begin Provided records

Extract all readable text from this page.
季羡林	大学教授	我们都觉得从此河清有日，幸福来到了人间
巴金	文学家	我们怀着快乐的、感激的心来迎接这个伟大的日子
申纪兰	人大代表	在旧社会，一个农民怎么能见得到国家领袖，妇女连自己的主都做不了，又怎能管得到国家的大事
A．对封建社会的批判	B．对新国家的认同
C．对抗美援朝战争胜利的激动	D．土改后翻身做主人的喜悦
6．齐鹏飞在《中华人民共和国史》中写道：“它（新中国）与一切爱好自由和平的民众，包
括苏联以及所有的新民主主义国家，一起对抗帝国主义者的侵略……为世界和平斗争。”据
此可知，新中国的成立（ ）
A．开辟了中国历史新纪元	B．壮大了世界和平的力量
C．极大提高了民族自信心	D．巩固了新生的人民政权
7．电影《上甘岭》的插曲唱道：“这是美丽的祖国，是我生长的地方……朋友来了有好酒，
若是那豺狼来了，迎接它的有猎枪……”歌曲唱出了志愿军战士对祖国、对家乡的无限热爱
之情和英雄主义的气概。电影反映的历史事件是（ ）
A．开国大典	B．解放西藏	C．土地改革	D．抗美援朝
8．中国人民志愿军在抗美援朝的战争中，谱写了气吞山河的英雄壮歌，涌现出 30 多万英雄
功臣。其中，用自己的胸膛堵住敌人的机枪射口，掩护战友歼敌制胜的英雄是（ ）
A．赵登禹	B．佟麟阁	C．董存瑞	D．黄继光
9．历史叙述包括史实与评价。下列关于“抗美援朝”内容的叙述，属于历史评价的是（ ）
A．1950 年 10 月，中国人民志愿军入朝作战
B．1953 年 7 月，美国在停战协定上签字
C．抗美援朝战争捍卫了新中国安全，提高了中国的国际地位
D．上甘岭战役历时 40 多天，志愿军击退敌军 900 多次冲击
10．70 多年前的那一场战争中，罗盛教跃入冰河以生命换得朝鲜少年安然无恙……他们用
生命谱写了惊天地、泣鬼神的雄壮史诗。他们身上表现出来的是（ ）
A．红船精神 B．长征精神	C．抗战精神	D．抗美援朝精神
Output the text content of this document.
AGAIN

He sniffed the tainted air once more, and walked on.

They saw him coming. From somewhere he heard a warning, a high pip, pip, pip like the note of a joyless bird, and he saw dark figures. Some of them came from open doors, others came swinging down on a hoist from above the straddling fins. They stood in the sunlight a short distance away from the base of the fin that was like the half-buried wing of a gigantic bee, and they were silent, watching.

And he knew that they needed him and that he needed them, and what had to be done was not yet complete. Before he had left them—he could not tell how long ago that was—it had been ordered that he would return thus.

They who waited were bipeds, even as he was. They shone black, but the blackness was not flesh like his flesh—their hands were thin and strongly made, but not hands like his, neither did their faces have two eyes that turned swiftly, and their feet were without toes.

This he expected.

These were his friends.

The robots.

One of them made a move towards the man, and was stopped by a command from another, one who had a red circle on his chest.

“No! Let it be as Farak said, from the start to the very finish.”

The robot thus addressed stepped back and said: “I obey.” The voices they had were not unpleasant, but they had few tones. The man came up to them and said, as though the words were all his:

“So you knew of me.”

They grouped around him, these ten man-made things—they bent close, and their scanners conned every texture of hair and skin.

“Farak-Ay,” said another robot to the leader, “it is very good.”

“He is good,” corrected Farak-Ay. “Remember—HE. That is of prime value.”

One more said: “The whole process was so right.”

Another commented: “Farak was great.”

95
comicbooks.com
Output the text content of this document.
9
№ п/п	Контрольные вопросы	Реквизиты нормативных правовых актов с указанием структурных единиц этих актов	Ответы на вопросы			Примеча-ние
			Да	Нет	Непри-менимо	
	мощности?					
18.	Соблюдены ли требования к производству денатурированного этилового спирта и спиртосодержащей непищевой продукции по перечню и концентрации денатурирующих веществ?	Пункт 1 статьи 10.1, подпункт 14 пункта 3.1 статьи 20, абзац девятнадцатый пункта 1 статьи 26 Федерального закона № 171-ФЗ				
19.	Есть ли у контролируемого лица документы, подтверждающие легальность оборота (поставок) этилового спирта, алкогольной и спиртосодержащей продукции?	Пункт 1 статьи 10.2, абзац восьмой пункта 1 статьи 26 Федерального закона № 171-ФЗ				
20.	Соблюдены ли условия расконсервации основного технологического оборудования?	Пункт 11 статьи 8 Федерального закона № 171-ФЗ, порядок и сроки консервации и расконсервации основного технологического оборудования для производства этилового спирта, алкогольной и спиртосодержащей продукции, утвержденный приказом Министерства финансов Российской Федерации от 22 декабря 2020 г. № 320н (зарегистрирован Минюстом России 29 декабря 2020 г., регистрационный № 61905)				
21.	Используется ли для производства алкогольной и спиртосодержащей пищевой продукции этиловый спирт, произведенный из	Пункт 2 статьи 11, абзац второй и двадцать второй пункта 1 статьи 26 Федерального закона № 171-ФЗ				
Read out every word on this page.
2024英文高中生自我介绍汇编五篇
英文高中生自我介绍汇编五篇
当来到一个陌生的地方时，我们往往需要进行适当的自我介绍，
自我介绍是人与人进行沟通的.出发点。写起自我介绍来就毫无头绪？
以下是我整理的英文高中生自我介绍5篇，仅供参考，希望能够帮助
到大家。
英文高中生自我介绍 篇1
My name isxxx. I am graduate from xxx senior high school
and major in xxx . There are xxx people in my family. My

end Provided records

Find every line in the records above that holds the word "said", and copy each one.

Answer to the exercise>
“No! Let it be as Farak said, from the start to the very finish.”
The robot thus addressed stepped back and said: “I obey.” The voices they had were not unpleasant, but they had few tones. The man came up to them and said, as though the words were all his:
“Farak-Ay,” said another robot to the leader, “it is very good.”
One more said: “The whole process was so right.”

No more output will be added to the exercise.